What is expected => Read the data and repeat all of it exactly.

◇ ◇ ◇ ◇

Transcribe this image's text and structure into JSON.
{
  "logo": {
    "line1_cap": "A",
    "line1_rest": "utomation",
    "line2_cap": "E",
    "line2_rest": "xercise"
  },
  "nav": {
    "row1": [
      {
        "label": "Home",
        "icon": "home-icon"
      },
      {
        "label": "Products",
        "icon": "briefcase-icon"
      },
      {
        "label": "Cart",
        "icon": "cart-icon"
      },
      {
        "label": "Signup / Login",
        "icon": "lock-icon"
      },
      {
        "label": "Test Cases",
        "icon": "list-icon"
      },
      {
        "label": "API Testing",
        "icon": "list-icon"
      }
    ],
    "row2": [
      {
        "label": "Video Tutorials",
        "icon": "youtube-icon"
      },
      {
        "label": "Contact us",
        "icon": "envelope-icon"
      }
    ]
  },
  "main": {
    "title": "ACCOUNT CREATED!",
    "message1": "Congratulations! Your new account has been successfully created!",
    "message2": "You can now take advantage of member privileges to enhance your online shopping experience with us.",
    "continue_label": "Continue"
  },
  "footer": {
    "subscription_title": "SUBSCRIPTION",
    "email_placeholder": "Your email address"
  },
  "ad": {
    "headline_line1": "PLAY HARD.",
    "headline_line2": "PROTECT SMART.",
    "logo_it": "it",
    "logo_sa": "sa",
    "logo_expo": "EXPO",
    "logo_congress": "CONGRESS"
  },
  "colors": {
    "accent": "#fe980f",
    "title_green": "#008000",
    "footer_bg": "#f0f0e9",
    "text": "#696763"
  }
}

◇ ◇ ◇ ◇

Answer for the task =>
Transcribe this image's text and structure into JSON.
{
  "logo": {
    "line1_cap": "A",
    "line1_rest": "utomation",
    "line2_cap": "E",
    "line2_rest": "xercise"
  },
  "nav": {
    "row1": [
      {
        "label": "Home",
        "icon": "home-icon"
      },
      {
        "label": "Products",
        "icon": "briefcase-icon"
      },
      {
        "label": "Cart",
        "icon": "cart-icon"
      },
      {
        "label": "Signup / Login",
        "icon": "lock-icon"
      },
      {
        "label": "Test Cases",
        "icon": "list-icon"
      },
      {
        "label": "API Testing",
        "icon": "list-icon"
      }
    ],
    "row2": [
      {
        "label": "Video Tutorials",
        "icon": "youtube-icon"
      },
      {
        "label": "Contact us",
        "icon": "envelope-icon"
      }
    ]
  },
  "main": {
    "title": "ACCOUNT CREATED!",
    "message1": "Congratulations! Your new account has been successfully created!",
    "message2": "You can now take advantage of member privileges to enhance your online shopping experience with us.",
    "continue_label": "Continue"
  },
  "footer": {
    "subscription_title": "SUBSCRIPTION",
    "email_placeholder": "Your email address"
  },
  "ad": {
    "headline_line1": "PLAY HARD.",
    "headline_line2": "PROTECT SMART.",
    "logo_it": "it",
    "logo_sa": "sa",
    "logo_expo": "EXPO",
    "logo_congress": "CONGRESS"
  },
  "colors": {
    "accent": "#fe980f",
    "title_green": "#008000",
    "footer_bg": "#f0f0e9",
    "text": "#696763"
  }
}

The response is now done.